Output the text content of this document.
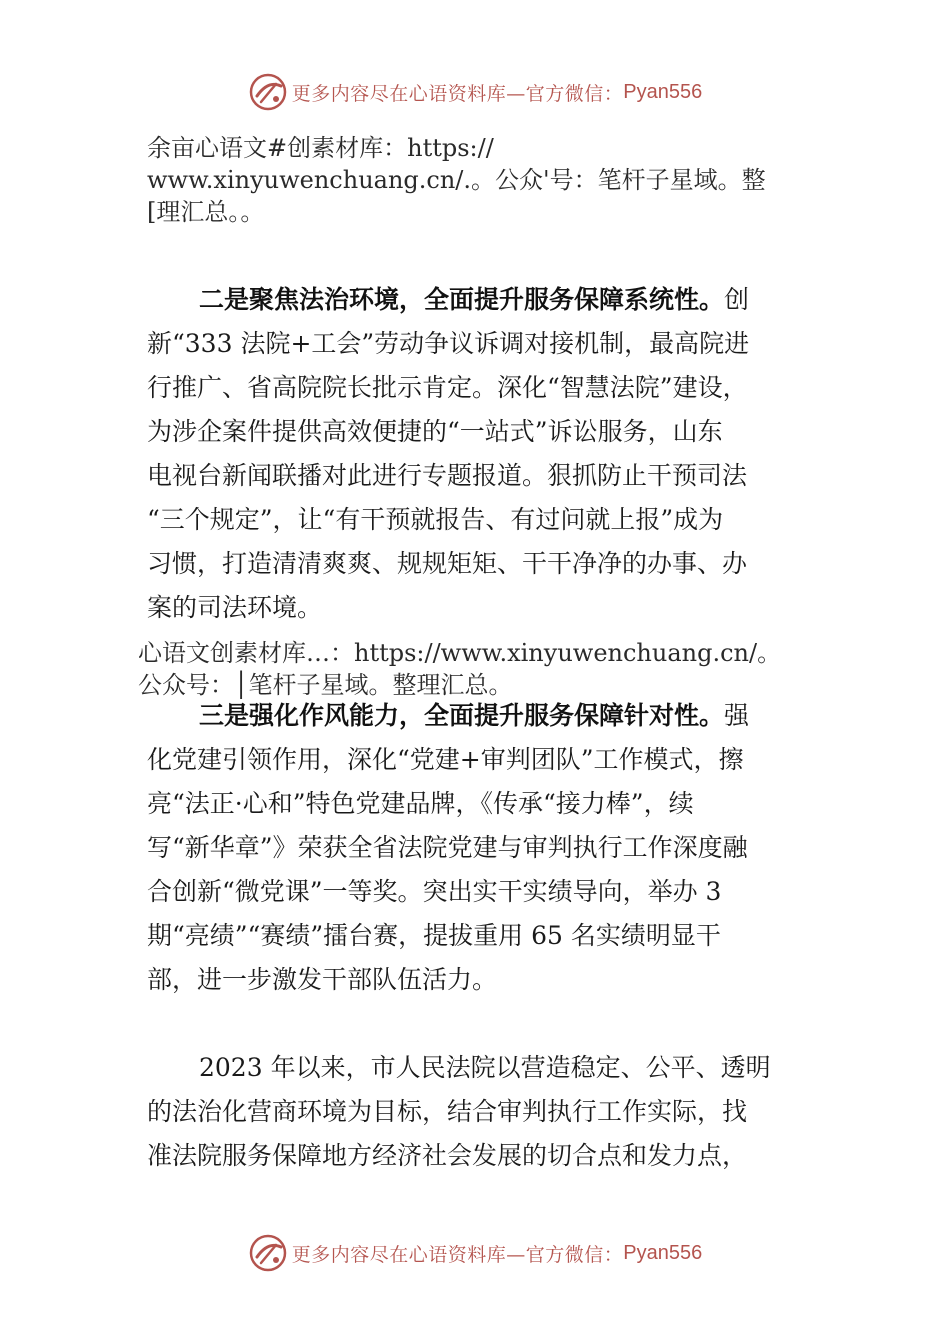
更多内容尽在心语资料库—官方微信： Pyan556
余亩心语文#创素材库：https://
www.xinyuwenchuang.cn/.。公众'号：笔杆子星域。整
[理汇总。。
二是聚焦法治环境，全面提升服务保障系统性。创
新“333 法院+工会”劳动争议诉调对接机制，最高院进
行推广、省高院院长批示肯定。深化“智慧法院”建设，
为涉企案件提供高效便捷的“一站式”诉讼服务，山东
电视台新闻联播对此进行专题报道。狠抓防止干预司法
“三个规定”，让“有干预就报告、有过问就上报”成为
习惯，打造清清爽爽、规规矩矩、干干净净的办事、办
案的司法环境。
心语文创素材库…：https://www.xinyuwenchuang.cn/。
公众号：│笔杆子星域。整理汇总。
三是强化作风能力，全面提升服务保障针对性。强
化党建引领作用，深化“党建+审判团队”工作模式，擦
亮“法正·心和”特色党建品牌，《传承“接力棒”，续
写“新华章”》荣获全省法院党建与审判执行工作深度融
合创新“微党课”一等奖。突出实干实绩导向，举办 3
期“亮绩”“赛绩”擂台赛，提拔重用 65 名实绩明显干
部，进一步激发干部队伍活力。
2023 年以来，市人民法院以营造稳定、公平、透明
的法治化营商环境为目标，结合审判执行工作实际，找
准法院服务保障地方经济社会发展的切合点和发力点，
更多内容尽在心语资料库—官方微信： Pyan556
____
Identify each line in the entries with the word "xinyuwenchuang" and copy it.

Result below |
www.xinyuwenchuang.cn/.。公众'号：笔杆子星域。整
心语文创素材库…：https://www.xinyuwenchuang.cn/。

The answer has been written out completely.